— Input —
______

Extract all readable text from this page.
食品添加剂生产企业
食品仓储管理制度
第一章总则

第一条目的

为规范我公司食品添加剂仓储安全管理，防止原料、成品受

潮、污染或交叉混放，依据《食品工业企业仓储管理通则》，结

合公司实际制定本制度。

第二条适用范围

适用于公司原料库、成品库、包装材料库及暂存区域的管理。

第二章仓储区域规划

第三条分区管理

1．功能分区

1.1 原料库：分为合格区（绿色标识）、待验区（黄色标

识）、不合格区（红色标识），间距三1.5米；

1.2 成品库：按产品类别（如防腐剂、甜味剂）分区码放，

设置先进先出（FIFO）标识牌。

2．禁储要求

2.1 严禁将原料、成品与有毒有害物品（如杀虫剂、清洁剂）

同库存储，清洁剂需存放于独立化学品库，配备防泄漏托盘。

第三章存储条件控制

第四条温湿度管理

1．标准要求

______

Each line of the material above must be retyped precisely.

— Correct response —
Extract all readable text from this page.
食品添加剂生产企业
食品仓储管理制度
第一章总则

第一条目的

为规范我公司食品添加剂仓储安全管理，防止原料、成品受

潮、污染或交叉混放，依据《食品工业企业仓储管理通则》，结

合公司实际制定本制度。

第二条适用范围

适用于公司原料库、成品库、包装材料库及暂存区域的管理。

第二章仓储区域规划

第三条分区管理

1．功能分区

1.1 原料库：分为合格区（绿色标识）、待验区（黄色标

识）、不合格区（红色标识），间距三1.5米；

1.2 成品库：按产品类别（如防腐剂、甜味剂）分区码放，

设置先进先出（FIFO）标识牌。

2．禁储要求

2.1 严禁将原料、成品与有毒有害物品（如杀虫剂、清洁剂）

同库存储，清洁剂需存放于独立化学品库，配备防泄漏托盘。

第三章存储条件控制

第四条温湿度管理

1．标准要求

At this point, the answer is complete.